Please retype the data in full and exactly; the pictures are not part of the copy.
═════ Dataset records ═════
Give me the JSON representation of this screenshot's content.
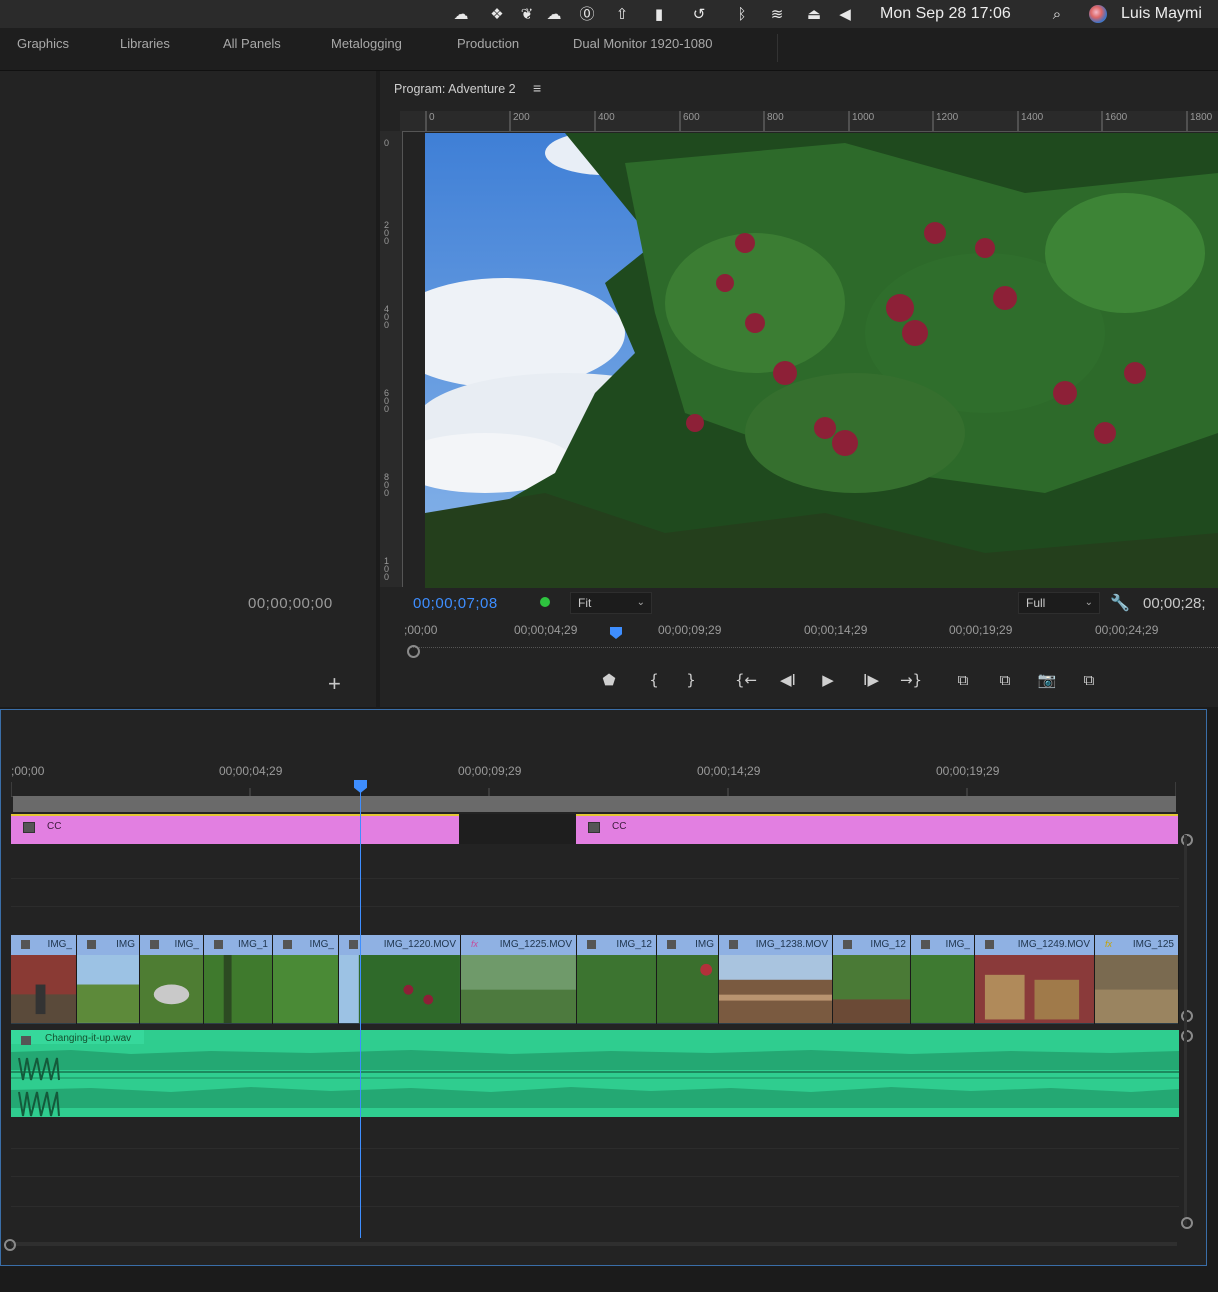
{
  "menubar": {
    "clock": "Mon Sep 28  17:06",
    "user": "Luis Maymi",
    "icons": [
      "creative-cloud-icon",
      "dropbox-icon",
      "evernote-icon",
      "cloud-icon",
      "onepassword-icon",
      "cloud-upload-icon",
      "tiles-icon",
      "time-machine-icon",
      "bluetooth-icon",
      "wifi-icon",
      "eject-icon",
      "volume-icon",
      "spotlight-search-icon",
      "user-avatar"
    ]
  },
  "workspaces": [
    "Graphics",
    "Libraries",
    "All Panels",
    "Metalogging",
    "Production",
    "Dual Monitor 1920-1080"
  ],
  "left_panel": {
    "timecode": "00;00;00;00",
    "add_symbol": "+"
  },
  "program_monitor": {
    "title": "Program: Adventure 2",
    "menu_symbol": "≡",
    "ruler_h": [
      "0",
      "200",
      "400",
      "600",
      "800",
      "1000",
      "1200",
      "1400",
      "1600",
      "1800"
    ],
    "ruler_v": [
      "0",
      "200",
      "400",
      "600",
      "800",
      "100"
    ],
    "current_timecode": "00;00;07;08",
    "fit_label": "Fit",
    "quality_label": "Full",
    "duration_timecode": "00;00;28;",
    "scrubber_ticks": [
      ";00;00",
      "00;00;04;29",
      "00;00;09;29",
      "00;00;14;29",
      "00;00;19;29",
      "00;00;24;29"
    ],
    "transport": {
      "marker": "⬟",
      "mark_in": "{",
      "mark_out": "}",
      "go_to_in": "{←",
      "step_back": "◀I",
      "play": "▶",
      "step_forward": "I▶",
      "go_to_out": "→}",
      "lift": "⧉",
      "extract": "⧉",
      "export_frame": "📷",
      "compare": "⧉"
    }
  },
  "timeline": {
    "ticks": [
      ";00;00",
      "00;00;04;29",
      "00;00;09;29",
      "00;00;14;29",
      "00;00;19;29"
    ],
    "caption_clips": [
      {
        "label": "CC"
      },
      {
        "label": "CC"
      }
    ],
    "video_clips": [
      {
        "name": "IMG_",
        "fx": false
      },
      {
        "name": "IMG",
        "fx": false
      },
      {
        "name": "IMG_",
        "fx": false
      },
      {
        "name": "IMG_1",
        "fx": false
      },
      {
        "name": "IMG_",
        "fx": false
      },
      {
        "name": "IMG_1220.MOV",
        "fx": false
      },
      {
        "name": "IMG_1225.MOV",
        "fx": true
      },
      {
        "name": "IMG_12",
        "fx": false
      },
      {
        "name": "IMG",
        "fx": false
      },
      {
        "name": "IMG_1238.MOV",
        "fx": false
      },
      {
        "name": "IMG_12",
        "fx": false
      },
      {
        "name": "IMG_",
        "fx": false
      },
      {
        "name": "IMG_1249.MOV",
        "fx": false
      },
      {
        "name": "IMG_125",
        "fx": true
      }
    ],
    "audio_clip": {
      "name": "Changing-it-up.wav"
    },
    "colors": {
      "caption": "#e27fe1",
      "video_header": "#8fb1e3",
      "audio": "#2fcd8f",
      "playhead": "#3e8eff"
    }
  }
}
═════
§ **Task answer**:
Give me the JSON representation of this screenshot's content.
{
  "menubar": {
    "clock": "Mon Sep 28  17:06",
    "user": "Luis Maymi",
    "icons": [
      "creative-cloud-icon",
      "dropbox-icon",
      "evernote-icon",
      "cloud-icon",
      "onepassword-icon",
      "cloud-upload-icon",
      "tiles-icon",
      "time-machine-icon",
      "bluetooth-icon",
      "wifi-icon",
      "eject-icon",
      "volume-icon",
      "spotlight-search-icon",
      "user-avatar"
    ]
  },
  "workspaces": [
    "Graphics",
    "Libraries",
    "All Panels",
    "Metalogging",
    "Production",
    "Dual Monitor 1920-1080"
  ],
  "left_panel": {
    "timecode": "00;00;00;00",
    "add_symbol": "+"
  },
  "program_monitor": {
    "title": "Program: Adventure 2",
    "menu_symbol": "≡",
    "ruler_h": [
      "0",
      "200",
      "400",
      "600",
      "800",
      "1000",
      "1200",
      "1400",
      "1600",
      "1800"
    ],
    "ruler_v": [
      "0",
      "200",
      "400",
      "600",
      "800",
      "100"
    ],
    "current_timecode": "00;00;07;08",
    "fit_label": "Fit",
    "quality_label": "Full",
    "duration_timecode": "00;00;28;",
    "scrubber_ticks": [
      ";00;00",
      "00;00;04;29",
      "00;00;09;29",
      "00;00;14;29",
      "00;00;19;29",
      "00;00;24;29"
    ],
    "transport": {
      "marker": "⬟",
      "mark_in": "{",
      "mark_out": "}",
      "go_to_in": "{←",
      "step_back": "◀I",
      "play": "▶",
      "step_forward": "I▶",
      "go_to_out": "→}",
      "lift": "⧉",
      "extract": "⧉",
      "export_frame": "📷",
      "compare": "⧉"
    }
  },
  "timeline": {
    "ticks": [
      ";00;00",
      "00;00;04;29",
      "00;00;09;29",
      "00;00;14;29",
      "00;00;19;29"
    ],
    "caption_clips": [
      {
        "label": "CC"
      },
      {
        "label": "CC"
      }
    ],
    "video_clips": [
      {
        "name": "IMG_",
        "fx": false
      },
      {
        "name": "IMG",
        "fx": false
      },
      {
        "name": "IMG_",
        "fx": false
      },
      {
        "name": "IMG_1",
        "fx": false
      },
      {
        "name": "IMG_",
        "fx": false
      },
      {
        "name": "IMG_1220.MOV",
        "fx": false
      },
      {
        "name": "IMG_1225.MOV",
        "fx": true
      },
      {
        "name": "IMG_12",
        "fx": false
      },
      {
        "name": "IMG",
        "fx": false
      },
      {
        "name": "IMG_1238.MOV",
        "fx": false
      },
      {
        "name": "IMG_12",
        "fx": false
      },
      {
        "name": "IMG_",
        "fx": false
      },
      {
        "name": "IMG_1249.MOV",
        "fx": false
      },
      {
        "name": "IMG_125",
        "fx": true
      }
    ],
    "audio_clip": {
      "name": "Changing-it-up.wav"
    },
    "colors": {
      "caption": "#e27fe1",
      "video_header": "#8fb1e3",
      "audio": "#2fcd8f",
      "playhead": "#3e8eff"
    }
  }
}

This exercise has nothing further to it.